_SOURCE MATERIAL_.
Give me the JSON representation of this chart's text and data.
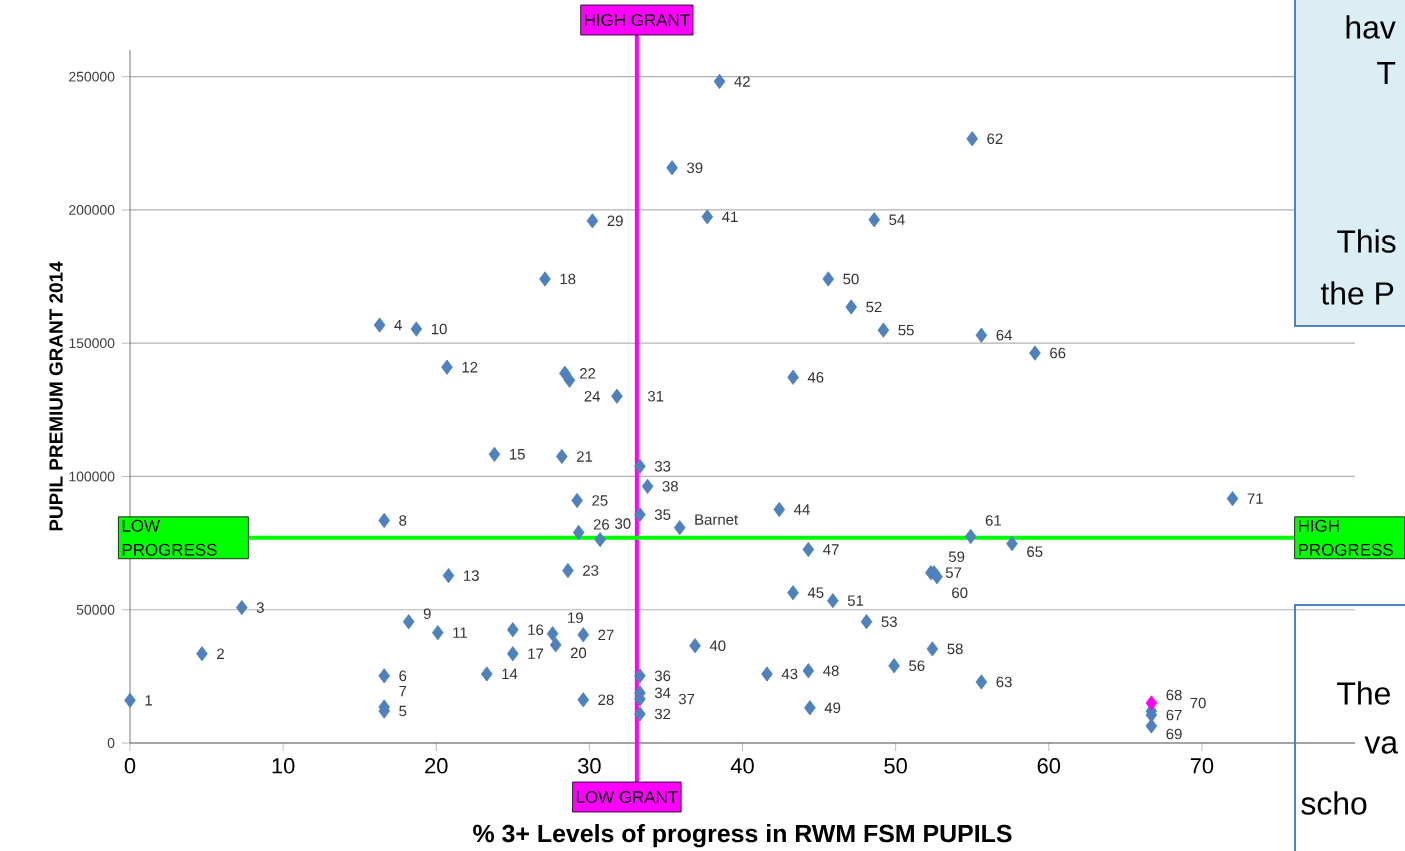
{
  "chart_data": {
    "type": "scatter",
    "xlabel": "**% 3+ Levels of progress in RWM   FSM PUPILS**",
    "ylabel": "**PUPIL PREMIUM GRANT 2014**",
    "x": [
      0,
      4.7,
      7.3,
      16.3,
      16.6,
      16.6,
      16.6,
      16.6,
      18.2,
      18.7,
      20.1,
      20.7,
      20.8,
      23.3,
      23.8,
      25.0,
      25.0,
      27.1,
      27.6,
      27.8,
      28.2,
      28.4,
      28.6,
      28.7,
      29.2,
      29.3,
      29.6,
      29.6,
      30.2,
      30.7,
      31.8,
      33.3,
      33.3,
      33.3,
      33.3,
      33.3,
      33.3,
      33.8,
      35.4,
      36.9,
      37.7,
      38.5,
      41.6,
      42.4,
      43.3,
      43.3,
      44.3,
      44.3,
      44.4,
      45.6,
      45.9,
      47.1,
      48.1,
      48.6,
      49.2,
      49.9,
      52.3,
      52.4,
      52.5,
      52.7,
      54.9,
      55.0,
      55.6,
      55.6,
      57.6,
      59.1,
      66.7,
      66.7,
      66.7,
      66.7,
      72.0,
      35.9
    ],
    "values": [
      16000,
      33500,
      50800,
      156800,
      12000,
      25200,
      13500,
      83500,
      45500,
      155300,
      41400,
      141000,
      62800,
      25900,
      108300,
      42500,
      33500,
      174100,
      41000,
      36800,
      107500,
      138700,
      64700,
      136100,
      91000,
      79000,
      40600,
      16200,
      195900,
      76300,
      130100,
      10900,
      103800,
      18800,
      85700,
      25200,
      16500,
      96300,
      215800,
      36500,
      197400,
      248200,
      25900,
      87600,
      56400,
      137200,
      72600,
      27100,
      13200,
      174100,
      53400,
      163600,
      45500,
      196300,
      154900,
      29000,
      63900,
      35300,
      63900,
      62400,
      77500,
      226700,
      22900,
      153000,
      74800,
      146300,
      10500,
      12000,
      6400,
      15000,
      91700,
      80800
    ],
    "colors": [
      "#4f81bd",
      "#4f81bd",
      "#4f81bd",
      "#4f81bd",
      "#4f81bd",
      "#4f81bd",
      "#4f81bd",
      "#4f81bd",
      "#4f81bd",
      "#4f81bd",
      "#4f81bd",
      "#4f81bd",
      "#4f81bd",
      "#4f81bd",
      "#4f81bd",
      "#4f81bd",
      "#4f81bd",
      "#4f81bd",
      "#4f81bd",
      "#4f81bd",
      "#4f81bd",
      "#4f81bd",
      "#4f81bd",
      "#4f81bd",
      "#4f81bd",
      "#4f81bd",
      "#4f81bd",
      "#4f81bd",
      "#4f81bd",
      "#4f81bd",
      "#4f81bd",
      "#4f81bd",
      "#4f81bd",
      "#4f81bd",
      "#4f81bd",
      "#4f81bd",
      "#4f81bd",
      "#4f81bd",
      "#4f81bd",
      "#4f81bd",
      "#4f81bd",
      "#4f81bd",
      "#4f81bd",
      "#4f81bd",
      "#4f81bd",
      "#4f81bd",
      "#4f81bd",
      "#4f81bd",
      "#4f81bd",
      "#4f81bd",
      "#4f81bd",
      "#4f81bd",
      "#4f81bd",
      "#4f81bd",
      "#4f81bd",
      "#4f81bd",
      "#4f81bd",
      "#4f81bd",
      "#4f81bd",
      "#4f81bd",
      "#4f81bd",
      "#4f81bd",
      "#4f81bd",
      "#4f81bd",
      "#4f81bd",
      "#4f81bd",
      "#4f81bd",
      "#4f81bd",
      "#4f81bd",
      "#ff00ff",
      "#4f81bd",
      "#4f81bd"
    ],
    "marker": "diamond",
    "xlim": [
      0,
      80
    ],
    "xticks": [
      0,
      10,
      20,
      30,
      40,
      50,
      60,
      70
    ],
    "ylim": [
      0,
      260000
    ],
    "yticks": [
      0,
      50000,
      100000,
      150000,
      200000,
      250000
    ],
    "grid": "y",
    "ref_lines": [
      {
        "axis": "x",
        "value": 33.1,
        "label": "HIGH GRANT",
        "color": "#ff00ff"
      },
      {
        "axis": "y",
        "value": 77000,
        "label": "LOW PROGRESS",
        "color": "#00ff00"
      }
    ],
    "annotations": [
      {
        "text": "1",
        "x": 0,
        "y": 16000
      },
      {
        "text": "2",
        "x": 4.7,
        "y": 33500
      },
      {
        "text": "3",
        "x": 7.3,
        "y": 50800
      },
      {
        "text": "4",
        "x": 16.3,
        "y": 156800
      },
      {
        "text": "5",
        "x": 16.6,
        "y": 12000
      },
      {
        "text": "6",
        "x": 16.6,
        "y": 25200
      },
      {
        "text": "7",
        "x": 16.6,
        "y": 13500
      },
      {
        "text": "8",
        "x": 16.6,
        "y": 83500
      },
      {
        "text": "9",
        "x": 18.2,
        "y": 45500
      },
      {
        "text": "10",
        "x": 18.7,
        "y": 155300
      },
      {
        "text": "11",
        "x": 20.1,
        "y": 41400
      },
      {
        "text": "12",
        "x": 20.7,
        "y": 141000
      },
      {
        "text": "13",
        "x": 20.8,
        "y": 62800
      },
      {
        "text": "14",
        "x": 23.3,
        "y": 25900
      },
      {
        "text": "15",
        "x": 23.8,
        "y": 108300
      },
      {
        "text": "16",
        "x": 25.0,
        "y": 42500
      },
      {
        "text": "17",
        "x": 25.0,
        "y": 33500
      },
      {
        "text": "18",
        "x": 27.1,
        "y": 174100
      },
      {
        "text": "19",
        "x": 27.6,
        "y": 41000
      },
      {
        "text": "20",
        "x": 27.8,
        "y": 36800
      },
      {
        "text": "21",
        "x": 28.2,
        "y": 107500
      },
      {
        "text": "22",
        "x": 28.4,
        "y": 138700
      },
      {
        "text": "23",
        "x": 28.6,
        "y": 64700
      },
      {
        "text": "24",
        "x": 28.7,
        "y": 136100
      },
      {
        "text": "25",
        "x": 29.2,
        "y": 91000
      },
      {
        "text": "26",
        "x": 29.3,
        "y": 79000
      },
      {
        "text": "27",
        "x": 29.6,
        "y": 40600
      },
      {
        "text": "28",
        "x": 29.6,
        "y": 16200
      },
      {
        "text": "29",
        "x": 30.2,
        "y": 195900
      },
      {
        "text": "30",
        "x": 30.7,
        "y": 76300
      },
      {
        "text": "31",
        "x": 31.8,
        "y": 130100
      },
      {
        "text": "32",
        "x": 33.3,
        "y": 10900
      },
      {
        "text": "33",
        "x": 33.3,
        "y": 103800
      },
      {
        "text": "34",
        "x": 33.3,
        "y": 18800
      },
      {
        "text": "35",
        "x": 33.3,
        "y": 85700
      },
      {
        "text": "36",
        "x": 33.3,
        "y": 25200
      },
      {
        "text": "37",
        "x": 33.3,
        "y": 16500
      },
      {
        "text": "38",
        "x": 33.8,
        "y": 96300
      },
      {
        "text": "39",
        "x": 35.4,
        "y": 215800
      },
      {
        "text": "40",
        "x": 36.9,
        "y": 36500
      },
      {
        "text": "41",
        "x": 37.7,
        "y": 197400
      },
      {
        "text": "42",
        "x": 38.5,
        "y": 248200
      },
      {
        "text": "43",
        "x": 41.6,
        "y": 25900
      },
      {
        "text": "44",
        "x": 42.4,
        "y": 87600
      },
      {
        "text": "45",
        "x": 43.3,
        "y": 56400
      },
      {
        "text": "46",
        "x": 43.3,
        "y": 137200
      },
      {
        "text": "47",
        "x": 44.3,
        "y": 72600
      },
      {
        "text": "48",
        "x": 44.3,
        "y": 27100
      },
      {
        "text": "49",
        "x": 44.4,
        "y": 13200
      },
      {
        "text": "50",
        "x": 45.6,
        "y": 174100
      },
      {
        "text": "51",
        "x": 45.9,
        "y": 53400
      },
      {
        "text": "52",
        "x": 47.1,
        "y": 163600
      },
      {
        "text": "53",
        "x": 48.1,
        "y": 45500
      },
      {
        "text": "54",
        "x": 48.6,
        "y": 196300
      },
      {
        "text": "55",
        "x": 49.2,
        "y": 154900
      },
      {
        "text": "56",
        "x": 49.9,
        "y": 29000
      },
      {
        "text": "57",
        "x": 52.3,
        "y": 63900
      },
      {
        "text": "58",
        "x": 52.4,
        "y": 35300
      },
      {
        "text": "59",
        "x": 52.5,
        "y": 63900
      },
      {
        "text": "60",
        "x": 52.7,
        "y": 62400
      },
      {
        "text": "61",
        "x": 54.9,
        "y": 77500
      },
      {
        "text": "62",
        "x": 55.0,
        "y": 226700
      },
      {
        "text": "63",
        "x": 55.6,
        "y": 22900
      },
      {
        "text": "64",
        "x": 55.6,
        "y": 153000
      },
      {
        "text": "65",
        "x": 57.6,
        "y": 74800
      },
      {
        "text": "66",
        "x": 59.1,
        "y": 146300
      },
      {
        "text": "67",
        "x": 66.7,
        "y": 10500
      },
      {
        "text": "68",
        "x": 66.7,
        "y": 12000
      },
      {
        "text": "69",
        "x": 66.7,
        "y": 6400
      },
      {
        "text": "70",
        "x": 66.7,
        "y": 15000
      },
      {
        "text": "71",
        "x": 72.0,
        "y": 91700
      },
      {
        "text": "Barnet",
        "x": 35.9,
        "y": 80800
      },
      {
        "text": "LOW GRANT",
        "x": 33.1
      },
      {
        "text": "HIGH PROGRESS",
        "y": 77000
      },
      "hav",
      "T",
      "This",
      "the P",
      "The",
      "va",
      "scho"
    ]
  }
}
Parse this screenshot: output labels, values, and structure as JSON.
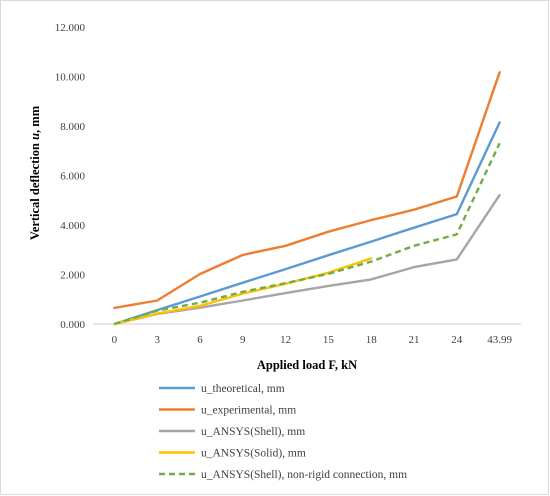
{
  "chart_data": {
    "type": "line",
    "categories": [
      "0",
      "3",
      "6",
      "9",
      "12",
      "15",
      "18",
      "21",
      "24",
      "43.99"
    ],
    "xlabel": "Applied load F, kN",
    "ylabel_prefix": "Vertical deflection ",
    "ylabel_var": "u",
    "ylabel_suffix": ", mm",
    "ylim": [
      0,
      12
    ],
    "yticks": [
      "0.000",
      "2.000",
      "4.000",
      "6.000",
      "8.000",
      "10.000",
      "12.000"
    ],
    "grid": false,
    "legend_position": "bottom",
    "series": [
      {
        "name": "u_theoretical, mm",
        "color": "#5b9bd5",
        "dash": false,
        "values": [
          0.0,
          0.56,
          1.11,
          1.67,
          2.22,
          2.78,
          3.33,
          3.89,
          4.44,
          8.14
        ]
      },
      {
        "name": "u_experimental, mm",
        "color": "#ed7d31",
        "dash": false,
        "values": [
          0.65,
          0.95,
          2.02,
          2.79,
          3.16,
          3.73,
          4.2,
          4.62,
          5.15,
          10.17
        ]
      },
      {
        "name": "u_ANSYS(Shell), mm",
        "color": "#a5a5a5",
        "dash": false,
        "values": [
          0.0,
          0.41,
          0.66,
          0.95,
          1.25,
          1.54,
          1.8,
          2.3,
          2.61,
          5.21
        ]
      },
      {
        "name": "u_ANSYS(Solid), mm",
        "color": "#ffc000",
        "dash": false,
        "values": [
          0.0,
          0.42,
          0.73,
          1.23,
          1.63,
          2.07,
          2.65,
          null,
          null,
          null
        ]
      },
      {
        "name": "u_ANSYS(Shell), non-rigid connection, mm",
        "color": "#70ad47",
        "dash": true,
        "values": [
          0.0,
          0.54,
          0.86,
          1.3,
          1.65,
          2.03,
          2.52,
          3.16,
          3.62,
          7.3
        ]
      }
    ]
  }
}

_WRITTEN TASK_.
Pull out all lines from the listing that contain the string "Shell".

_RESULT OF THIS TASK_.
        "name": "u_ANSYS(Shell), mm",
        "name": "u_ANSYS(Shell), non-rigid connection, mm",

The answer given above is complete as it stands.